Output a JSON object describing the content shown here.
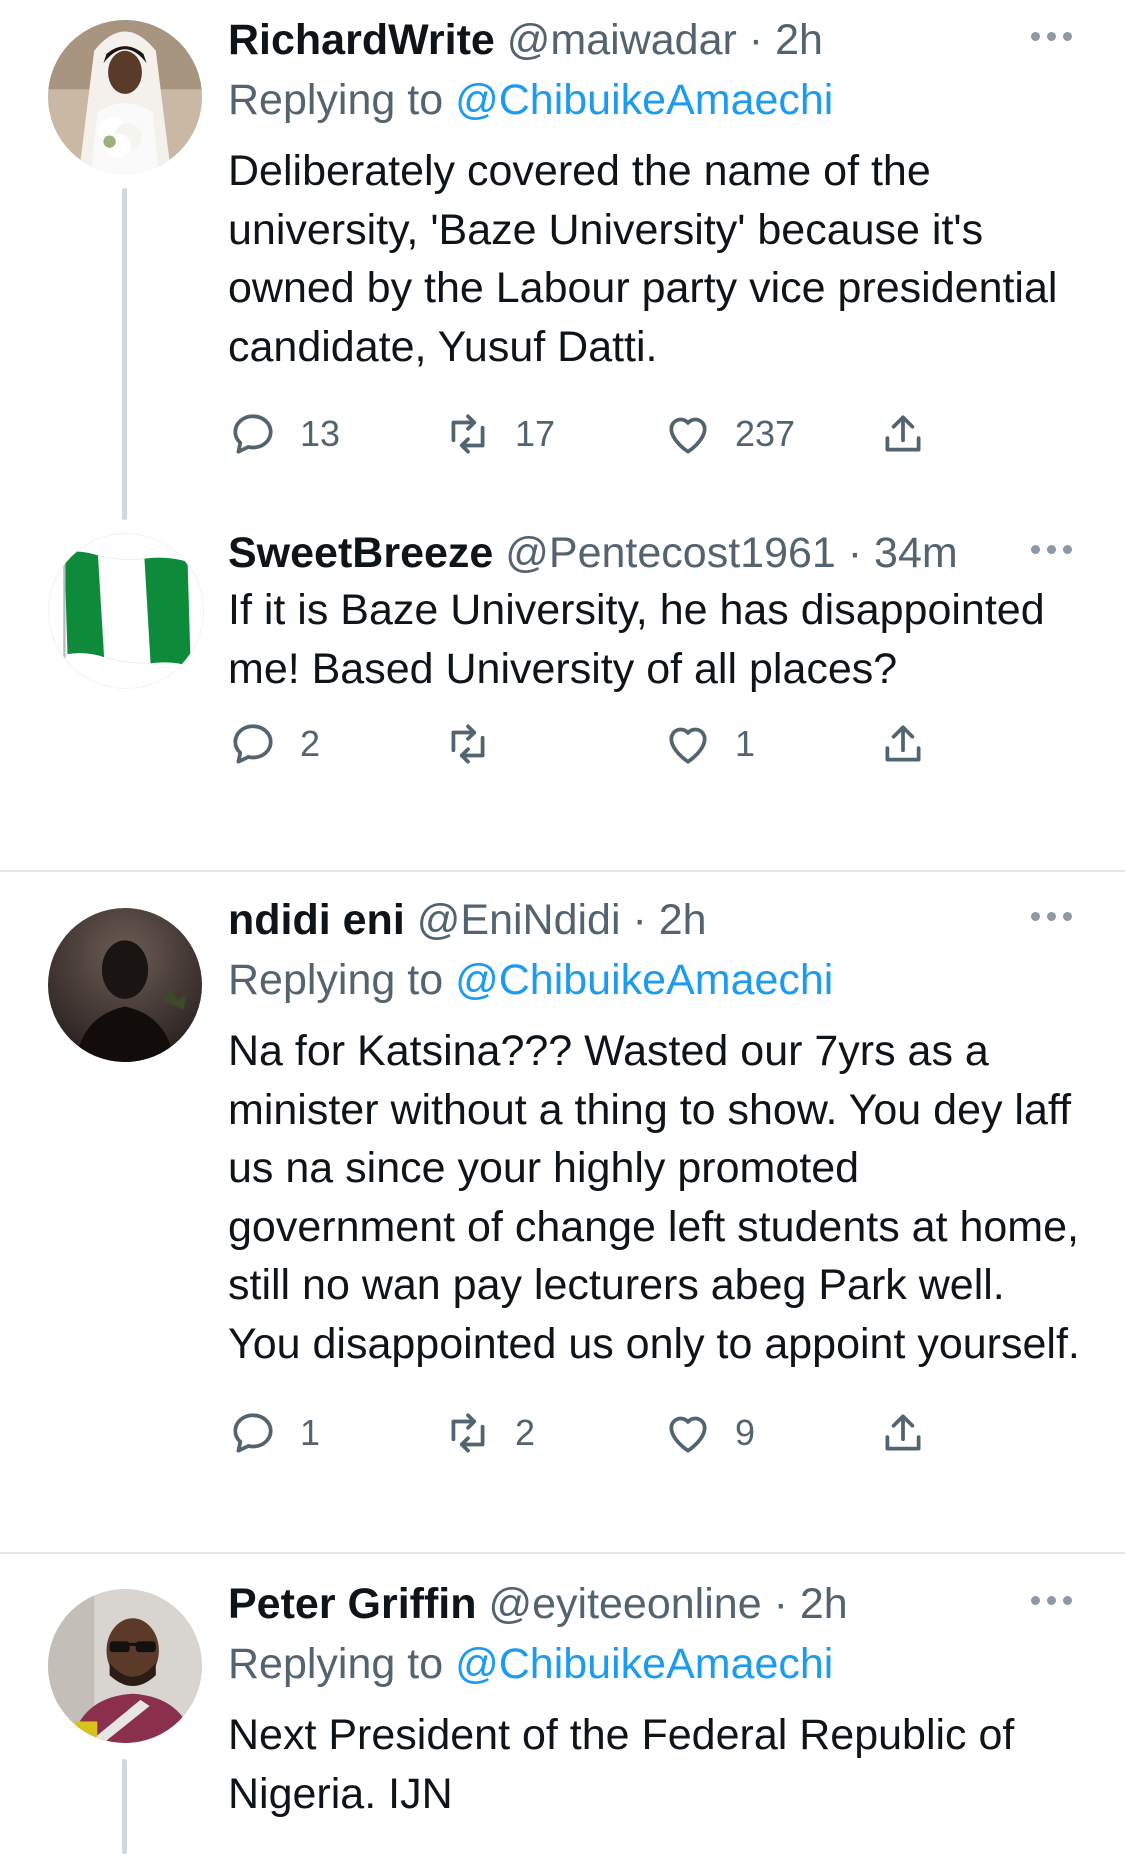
{
  "tweets": [
    {
      "name": "RichardWrite",
      "handle": "@maiwadar",
      "dot": "·",
      "time": "2h",
      "replying_label": "Replying to",
      "replying_to": "@ChibuikeAmaechi",
      "text": "Deliberately covered the name of the university, 'Baze University' because it's owned by the Labour party vice presidential candidate, Yusuf Datti.",
      "replies": "13",
      "retweets": "17",
      "likes": "237",
      "avatar_icon": "bride-photo-avatar"
    },
    {
      "name": "SweetBreeze",
      "handle": "@Pentecost1961",
      "dot": "·",
      "time": "34m",
      "text": "If it is Baze University, he has disappointed me! Based University of all places?",
      "replies": "2",
      "retweets": "",
      "likes": "1",
      "avatar_icon": "nigeria-flag-avatar"
    },
    {
      "name": "ndidi eni",
      "handle": "@EniNdidi",
      "dot": "·",
      "time": "2h",
      "replying_label": "Replying to",
      "replying_to": "@ChibuikeAmaechi",
      "text": "Na for Katsina??? Wasted our 7yrs as a minister without a thing to show. You dey laff us na since your highly promoted government of change left students at home, still no wan pay lecturers abeg Park well. You disappointed us only to appoint yourself.",
      "replies": "1",
      "retweets": "2",
      "likes": "9",
      "avatar_icon": "silhouette-photo-avatar"
    },
    {
      "name": "Peter Griffin",
      "handle": "@eyiteeonline",
      "dot": "·",
      "time": "2h",
      "replying_label": "Replying to",
      "replying_to": "@ChibuikeAmaechi",
      "text": "Next President of the Federal Republic of Nigeria. IJN",
      "avatar_icon": "man-sunglasses-photo-avatar"
    }
  ],
  "colors": {
    "text": "#0f1419",
    "secondary": "#536471",
    "link": "#1d9bf0",
    "divider": "#e1e8ed",
    "thread_line": "#cfd9de"
  }
}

____________________

# GOAL
Copy out each line of the records that holds the string "handle".

# SOLUTION TO THIS EXERCISE
      "handle": "@maiwadar",
      "handle": "@Pentecost1961",
      "handle": "@EniNdidi",
      "handle": "@eyiteeonline",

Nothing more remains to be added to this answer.